Data entries for graphics:
+++++

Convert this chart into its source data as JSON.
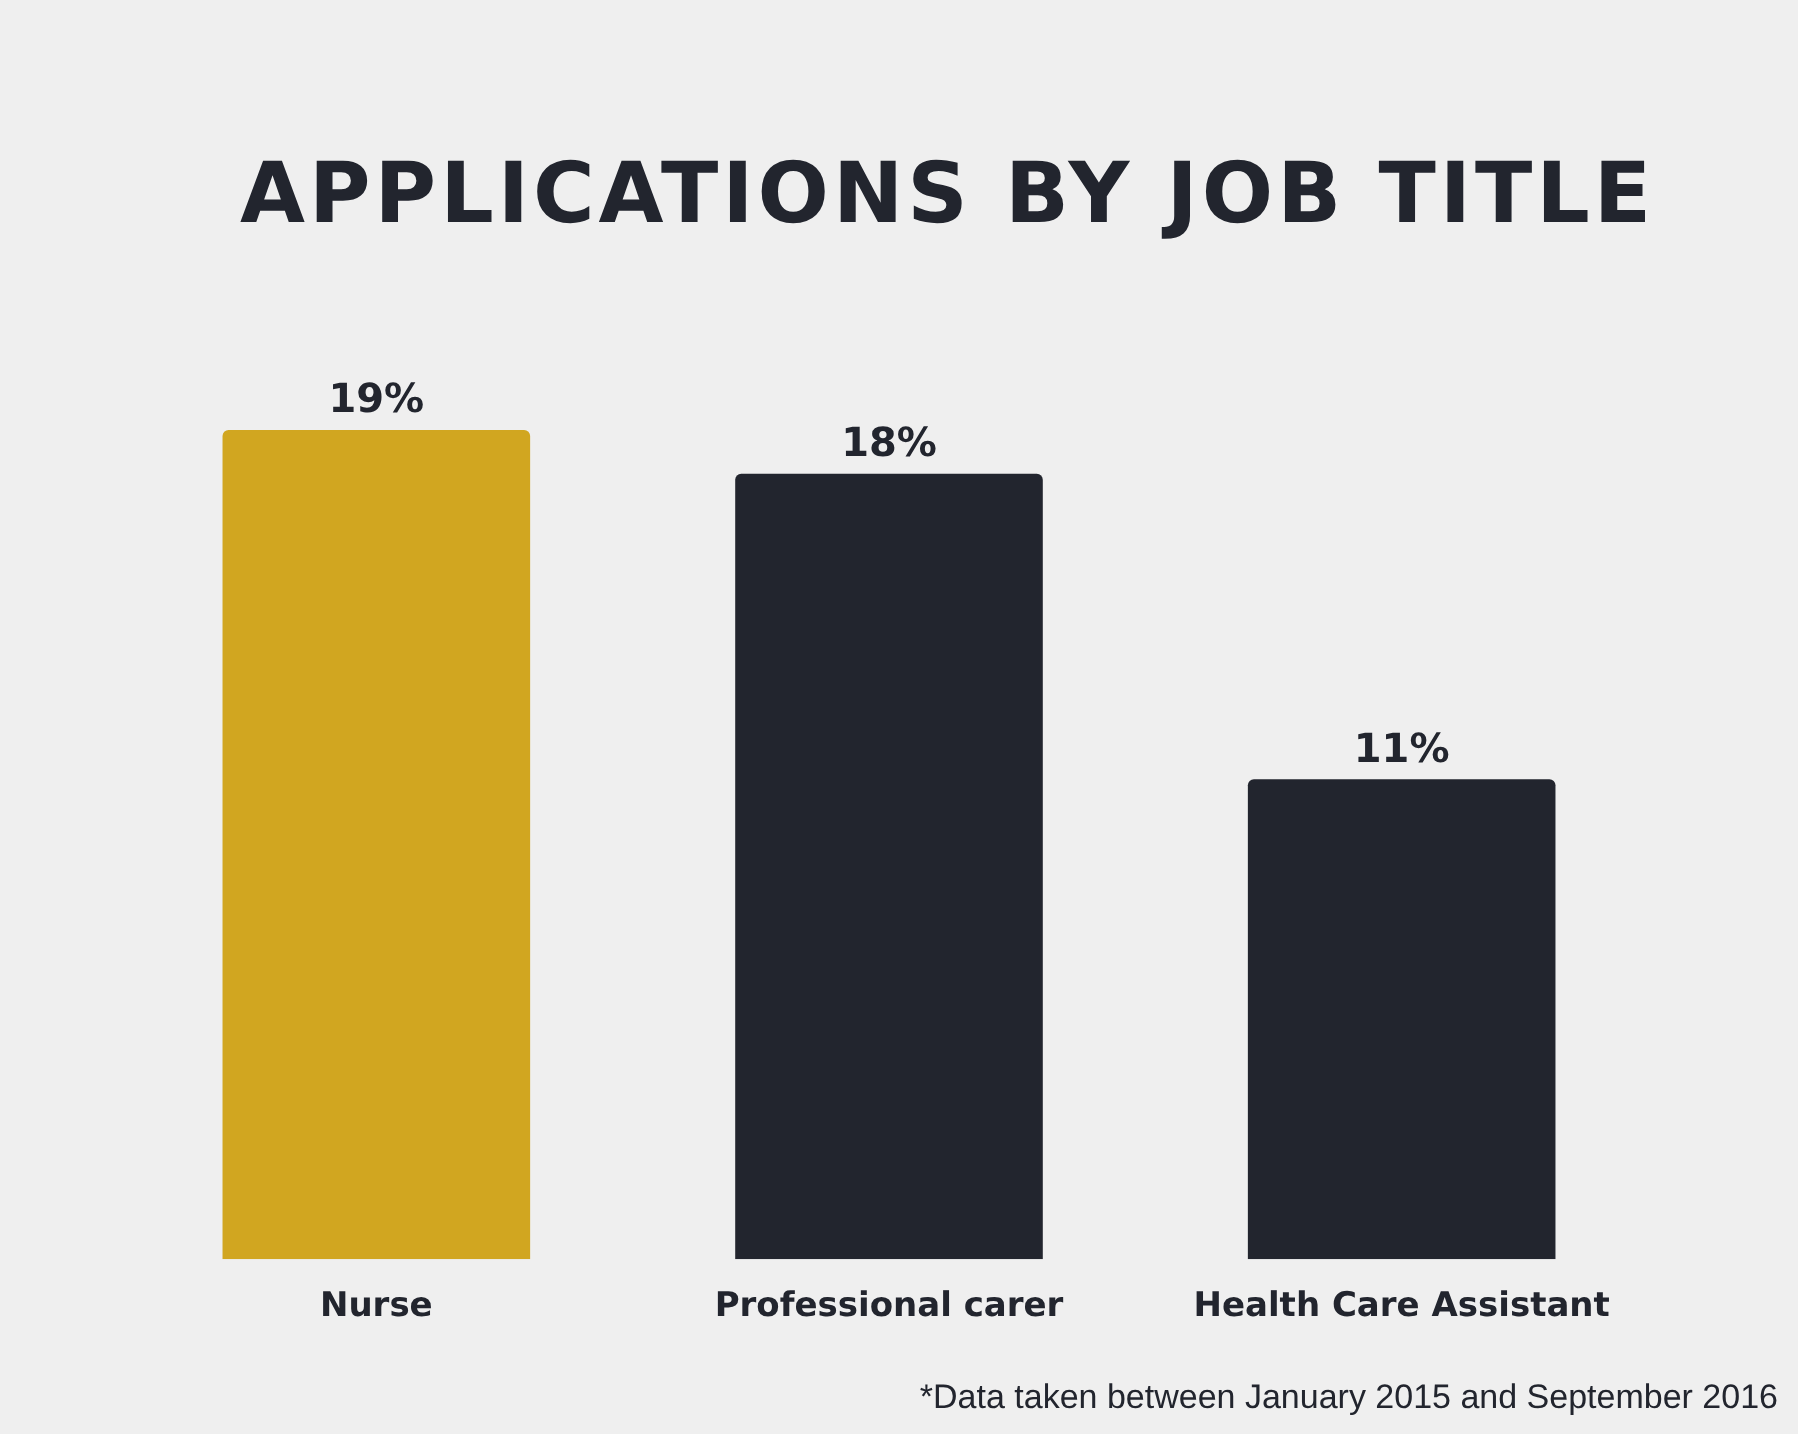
{
  "chart_data": {
    "type": "bar",
    "title": "APPLICATIONS BY JOB TITLE",
    "categories": [
      "Nurse",
      "Professional carer",
      "Health Care Assistant"
    ],
    "values": [
      19,
      18,
      11
    ],
    "colors": [
      "#d1a620",
      "#22252e",
      "#22252e"
    ],
    "value_labels": [
      "19%",
      "18%",
      "11%"
    ],
    "annotations": [
      "*Data taken between January 2015 and September 2016"
    ]
  }
}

+++++

● REQUIRED TASK
Print all of the entries word for word. Skip any images they contain.

● RESPONSE
Convert this chart into its source data as JSON.
{
  "chart_data": {
    "type": "bar",
    "title": "APPLICATIONS BY JOB TITLE",
    "categories": [
      "Nurse",
      "Professional carer",
      "Health Care Assistant"
    ],
    "values": [
      19,
      18,
      11
    ],
    "colors": [
      "#d1a620",
      "#22252e",
      "#22252e"
    ],
    "value_labels": [
      "19%",
      "18%",
      "11%"
    ],
    "annotations": [
      "*Data taken between January 2015 and September 2016"
    ]
  }
}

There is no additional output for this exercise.